Task input:

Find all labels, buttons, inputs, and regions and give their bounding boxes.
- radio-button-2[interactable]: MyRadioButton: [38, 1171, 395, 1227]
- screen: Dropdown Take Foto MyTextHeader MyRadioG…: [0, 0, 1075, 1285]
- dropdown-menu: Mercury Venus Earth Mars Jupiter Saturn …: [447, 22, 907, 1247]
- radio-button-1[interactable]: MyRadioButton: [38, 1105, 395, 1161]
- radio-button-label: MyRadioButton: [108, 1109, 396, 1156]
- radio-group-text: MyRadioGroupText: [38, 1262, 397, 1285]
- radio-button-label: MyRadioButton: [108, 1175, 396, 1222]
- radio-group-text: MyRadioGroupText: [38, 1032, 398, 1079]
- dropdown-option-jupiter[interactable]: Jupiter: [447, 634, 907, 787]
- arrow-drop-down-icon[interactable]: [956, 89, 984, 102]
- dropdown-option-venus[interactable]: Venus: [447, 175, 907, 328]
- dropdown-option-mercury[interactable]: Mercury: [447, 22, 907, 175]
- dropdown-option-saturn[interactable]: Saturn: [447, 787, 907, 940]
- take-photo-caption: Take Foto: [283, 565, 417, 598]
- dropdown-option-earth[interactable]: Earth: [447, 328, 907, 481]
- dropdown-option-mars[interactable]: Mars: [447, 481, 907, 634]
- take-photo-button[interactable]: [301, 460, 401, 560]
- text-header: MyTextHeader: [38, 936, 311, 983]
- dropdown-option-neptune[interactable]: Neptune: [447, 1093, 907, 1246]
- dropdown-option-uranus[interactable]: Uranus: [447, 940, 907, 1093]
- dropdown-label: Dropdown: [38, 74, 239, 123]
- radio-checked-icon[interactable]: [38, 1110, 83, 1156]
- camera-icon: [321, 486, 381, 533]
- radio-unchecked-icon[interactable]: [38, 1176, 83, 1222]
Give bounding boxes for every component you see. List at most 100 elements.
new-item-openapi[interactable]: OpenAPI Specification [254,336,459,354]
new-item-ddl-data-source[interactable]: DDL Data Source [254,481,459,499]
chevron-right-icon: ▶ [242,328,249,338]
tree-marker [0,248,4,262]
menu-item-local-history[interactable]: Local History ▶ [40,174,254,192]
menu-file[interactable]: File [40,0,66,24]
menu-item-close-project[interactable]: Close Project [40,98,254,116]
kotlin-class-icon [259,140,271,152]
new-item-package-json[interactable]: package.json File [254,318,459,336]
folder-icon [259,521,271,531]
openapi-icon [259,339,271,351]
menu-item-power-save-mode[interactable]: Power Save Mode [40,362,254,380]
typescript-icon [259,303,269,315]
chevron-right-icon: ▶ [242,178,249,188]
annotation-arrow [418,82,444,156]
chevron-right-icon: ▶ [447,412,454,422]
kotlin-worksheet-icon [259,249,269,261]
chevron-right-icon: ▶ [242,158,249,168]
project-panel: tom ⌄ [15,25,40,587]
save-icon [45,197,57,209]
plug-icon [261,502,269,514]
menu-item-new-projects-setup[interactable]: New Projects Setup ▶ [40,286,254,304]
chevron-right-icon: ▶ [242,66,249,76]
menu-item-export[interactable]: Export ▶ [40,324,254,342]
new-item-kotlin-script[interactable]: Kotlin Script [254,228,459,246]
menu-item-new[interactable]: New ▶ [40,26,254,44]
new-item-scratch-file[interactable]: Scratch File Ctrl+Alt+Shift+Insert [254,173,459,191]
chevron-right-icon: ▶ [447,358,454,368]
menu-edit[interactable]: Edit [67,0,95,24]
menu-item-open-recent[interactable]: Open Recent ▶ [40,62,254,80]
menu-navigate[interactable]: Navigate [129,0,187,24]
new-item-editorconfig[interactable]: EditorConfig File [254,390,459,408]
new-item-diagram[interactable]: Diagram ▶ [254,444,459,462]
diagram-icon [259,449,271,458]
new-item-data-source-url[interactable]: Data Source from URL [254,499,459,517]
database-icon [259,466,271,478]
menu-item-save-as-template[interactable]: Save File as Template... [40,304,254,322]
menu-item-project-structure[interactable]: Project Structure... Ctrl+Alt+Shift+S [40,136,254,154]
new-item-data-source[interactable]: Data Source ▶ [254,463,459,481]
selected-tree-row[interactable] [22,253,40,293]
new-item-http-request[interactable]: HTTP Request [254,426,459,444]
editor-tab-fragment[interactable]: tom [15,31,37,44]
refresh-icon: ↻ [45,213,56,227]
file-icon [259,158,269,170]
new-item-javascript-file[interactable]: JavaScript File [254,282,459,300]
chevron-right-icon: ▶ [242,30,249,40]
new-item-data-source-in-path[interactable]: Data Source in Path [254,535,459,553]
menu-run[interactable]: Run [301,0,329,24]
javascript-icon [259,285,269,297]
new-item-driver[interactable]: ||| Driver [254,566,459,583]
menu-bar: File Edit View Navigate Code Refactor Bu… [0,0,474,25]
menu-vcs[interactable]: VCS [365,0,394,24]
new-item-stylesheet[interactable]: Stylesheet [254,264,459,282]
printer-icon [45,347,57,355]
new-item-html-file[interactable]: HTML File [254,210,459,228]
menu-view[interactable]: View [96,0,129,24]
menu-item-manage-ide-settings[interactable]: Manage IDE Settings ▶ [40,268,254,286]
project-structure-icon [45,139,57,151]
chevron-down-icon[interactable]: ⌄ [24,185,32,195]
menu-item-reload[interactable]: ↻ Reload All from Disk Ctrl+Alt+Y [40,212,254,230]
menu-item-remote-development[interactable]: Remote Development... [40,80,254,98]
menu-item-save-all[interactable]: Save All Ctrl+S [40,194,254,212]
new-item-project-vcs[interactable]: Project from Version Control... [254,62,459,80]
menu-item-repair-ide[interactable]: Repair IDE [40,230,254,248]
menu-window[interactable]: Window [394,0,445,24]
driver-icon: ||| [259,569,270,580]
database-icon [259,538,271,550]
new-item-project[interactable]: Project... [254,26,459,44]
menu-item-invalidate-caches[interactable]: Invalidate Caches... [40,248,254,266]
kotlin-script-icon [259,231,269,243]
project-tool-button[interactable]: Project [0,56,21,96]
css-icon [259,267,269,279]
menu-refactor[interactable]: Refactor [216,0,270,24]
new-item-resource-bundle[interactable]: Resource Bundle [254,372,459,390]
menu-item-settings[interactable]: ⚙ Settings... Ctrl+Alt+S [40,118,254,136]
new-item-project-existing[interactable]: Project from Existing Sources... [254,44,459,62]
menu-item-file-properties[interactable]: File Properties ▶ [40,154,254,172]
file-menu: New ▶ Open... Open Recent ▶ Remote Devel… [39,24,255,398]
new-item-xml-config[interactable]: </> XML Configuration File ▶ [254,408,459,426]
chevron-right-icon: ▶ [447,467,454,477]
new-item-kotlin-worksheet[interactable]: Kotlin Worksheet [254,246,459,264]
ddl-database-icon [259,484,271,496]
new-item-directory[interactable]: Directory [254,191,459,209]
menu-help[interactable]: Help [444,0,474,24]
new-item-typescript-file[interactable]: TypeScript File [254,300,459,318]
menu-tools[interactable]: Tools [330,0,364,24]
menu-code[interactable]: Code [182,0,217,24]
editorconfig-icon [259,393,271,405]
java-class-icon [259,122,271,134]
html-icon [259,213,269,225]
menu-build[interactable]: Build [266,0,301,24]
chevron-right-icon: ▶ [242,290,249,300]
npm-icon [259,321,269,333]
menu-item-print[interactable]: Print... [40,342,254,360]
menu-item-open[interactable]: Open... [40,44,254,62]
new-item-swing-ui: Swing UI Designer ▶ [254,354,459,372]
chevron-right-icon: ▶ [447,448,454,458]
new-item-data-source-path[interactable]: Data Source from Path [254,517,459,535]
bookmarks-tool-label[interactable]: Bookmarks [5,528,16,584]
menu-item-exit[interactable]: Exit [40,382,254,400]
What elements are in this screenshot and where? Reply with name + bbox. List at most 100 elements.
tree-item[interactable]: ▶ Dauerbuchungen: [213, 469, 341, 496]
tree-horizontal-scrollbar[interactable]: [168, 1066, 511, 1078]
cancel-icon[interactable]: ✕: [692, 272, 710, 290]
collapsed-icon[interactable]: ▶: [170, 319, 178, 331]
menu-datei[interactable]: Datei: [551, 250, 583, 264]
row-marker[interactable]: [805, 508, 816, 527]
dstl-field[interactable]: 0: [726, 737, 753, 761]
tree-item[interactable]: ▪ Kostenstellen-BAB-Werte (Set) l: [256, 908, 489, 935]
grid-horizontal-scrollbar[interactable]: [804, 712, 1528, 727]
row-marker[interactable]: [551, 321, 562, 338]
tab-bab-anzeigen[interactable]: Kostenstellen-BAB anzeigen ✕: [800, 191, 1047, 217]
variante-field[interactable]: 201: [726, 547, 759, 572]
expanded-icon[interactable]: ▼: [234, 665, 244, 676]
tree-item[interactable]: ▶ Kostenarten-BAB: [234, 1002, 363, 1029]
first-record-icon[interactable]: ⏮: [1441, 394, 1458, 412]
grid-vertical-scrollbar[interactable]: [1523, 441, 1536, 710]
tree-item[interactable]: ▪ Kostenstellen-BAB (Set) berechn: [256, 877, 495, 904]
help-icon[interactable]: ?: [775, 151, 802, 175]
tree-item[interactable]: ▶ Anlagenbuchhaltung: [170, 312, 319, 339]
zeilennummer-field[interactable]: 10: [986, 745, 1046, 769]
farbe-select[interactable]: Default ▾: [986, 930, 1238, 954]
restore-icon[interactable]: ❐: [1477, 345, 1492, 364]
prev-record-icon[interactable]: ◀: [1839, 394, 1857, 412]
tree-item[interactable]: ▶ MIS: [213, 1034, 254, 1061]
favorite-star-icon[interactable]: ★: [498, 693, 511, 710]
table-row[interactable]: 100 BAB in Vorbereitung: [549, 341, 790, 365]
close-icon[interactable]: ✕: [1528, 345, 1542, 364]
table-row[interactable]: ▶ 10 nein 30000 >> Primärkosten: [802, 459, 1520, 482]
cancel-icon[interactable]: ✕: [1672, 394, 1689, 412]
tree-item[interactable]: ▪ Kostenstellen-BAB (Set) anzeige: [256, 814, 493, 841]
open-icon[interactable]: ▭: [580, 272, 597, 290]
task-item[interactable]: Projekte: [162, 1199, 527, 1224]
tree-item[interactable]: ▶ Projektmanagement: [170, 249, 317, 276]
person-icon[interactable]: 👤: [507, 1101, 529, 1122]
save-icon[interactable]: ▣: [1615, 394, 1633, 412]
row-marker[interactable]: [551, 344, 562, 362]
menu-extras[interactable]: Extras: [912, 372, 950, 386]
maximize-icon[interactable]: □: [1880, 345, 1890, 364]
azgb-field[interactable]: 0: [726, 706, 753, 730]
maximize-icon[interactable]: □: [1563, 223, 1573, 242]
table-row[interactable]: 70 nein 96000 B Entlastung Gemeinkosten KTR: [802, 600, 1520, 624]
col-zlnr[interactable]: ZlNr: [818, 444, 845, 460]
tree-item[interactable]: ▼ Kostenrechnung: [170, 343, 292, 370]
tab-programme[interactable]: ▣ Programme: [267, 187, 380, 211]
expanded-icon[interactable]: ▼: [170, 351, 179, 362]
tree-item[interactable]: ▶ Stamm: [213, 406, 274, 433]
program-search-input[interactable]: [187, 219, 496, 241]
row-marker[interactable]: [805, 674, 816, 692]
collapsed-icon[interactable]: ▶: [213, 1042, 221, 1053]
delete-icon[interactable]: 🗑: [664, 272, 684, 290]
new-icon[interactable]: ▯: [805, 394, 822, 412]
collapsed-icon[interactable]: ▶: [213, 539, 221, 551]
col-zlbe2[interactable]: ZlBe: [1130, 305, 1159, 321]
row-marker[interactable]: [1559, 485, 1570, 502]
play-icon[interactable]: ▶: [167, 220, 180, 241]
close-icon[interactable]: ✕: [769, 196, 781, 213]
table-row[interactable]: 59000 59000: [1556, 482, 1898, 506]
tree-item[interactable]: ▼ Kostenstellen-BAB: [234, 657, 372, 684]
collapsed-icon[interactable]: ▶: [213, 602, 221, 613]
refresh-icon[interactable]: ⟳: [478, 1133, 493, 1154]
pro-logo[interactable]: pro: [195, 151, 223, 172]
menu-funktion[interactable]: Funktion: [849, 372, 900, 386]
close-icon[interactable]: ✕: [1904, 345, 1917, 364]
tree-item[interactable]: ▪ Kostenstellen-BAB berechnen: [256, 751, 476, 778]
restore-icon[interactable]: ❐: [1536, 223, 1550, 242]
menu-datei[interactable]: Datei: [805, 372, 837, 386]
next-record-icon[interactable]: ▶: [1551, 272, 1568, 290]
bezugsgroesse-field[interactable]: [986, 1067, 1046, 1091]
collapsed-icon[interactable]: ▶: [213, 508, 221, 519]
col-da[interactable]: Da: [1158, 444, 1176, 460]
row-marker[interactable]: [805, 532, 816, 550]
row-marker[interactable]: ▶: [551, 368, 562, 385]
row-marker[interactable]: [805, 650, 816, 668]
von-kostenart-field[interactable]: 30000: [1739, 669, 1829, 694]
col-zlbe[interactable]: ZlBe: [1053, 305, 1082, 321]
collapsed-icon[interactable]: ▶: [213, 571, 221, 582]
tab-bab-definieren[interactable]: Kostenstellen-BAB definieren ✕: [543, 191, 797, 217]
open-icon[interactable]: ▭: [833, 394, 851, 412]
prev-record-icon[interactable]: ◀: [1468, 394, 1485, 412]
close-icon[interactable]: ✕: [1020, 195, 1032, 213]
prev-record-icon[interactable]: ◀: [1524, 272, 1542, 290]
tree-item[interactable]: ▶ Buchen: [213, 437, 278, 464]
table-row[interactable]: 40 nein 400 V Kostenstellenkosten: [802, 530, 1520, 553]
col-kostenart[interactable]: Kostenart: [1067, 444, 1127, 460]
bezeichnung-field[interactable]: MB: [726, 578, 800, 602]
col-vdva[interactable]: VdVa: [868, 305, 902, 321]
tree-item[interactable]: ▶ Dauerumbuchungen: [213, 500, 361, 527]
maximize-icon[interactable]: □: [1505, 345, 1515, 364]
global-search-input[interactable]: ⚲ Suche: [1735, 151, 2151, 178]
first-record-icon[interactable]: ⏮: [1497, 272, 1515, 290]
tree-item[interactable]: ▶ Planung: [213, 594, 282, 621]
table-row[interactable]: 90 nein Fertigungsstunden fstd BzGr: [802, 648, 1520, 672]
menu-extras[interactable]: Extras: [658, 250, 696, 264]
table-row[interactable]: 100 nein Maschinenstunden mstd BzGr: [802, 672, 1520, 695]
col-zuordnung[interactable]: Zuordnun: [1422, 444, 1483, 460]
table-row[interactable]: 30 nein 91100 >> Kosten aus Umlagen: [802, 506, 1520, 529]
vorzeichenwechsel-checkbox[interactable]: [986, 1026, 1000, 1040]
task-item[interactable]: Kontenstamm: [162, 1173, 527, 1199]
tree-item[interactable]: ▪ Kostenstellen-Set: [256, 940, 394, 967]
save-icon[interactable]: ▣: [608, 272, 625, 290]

Task to carry out: Rewrite the items from the start through the line containing "940, 907, 1093]", swapping "MyRadioButton" for "RadioOption" and leaving everything else unchanged. Give only those lines.

Full output:
Find all labels, buttons, inputs, and regions and give their bounding boxes.
- radio-button-2[interactable]: RadioOption: [38, 1171, 395, 1227]
- screen: Dropdown Take Foto MyTextHeader MyRadioG…: [0, 0, 1075, 1285]
- dropdown-menu: Mercury Venus Earth Mars Jupiter Saturn …: [447, 22, 907, 1247]
- radio-button-1[interactable]: RadioOption: [38, 1105, 395, 1161]
- radio-button-label: RadioOption: [108, 1109, 396, 1156]
- radio-group-text: MyRadioGroupText: [38, 1262, 397, 1285]
- radio-button-label: RadioOption: [108, 1175, 396, 1222]
- radio-group-text: MyRadioGroupText: [38, 1032, 398, 1079]
- dropdown-option-jupiter[interactable]: Jupiter: [447, 634, 907, 787]
- arrow-drop-down-icon[interactable]: [956, 89, 984, 102]
- dropdown-option-venus[interactable]: Venus: [447, 175, 907, 328]
- dropdown-option-mercury[interactable]: Mercury: [447, 22, 907, 175]
- dropdown-option-saturn[interactable]: Saturn: [447, 787, 907, 940]
- take-photo-caption: Take Foto: [283, 565, 417, 598]
- dropdown-option-earth[interactable]: Earth: [447, 328, 907, 481]
- dropdown-option-mars[interactable]: Mars: [447, 481, 907, 634]
- take-photo-button[interactable]: [301, 460, 401, 560]
- text-header: MyTextHeader: [38, 936, 311, 983]
- dropdown-option-neptune[interactable]: Neptune: [447, 1093, 907, 1246]
- dropdown-option-uranus[interactable]: Uranus: [447, 940, 907, 1093]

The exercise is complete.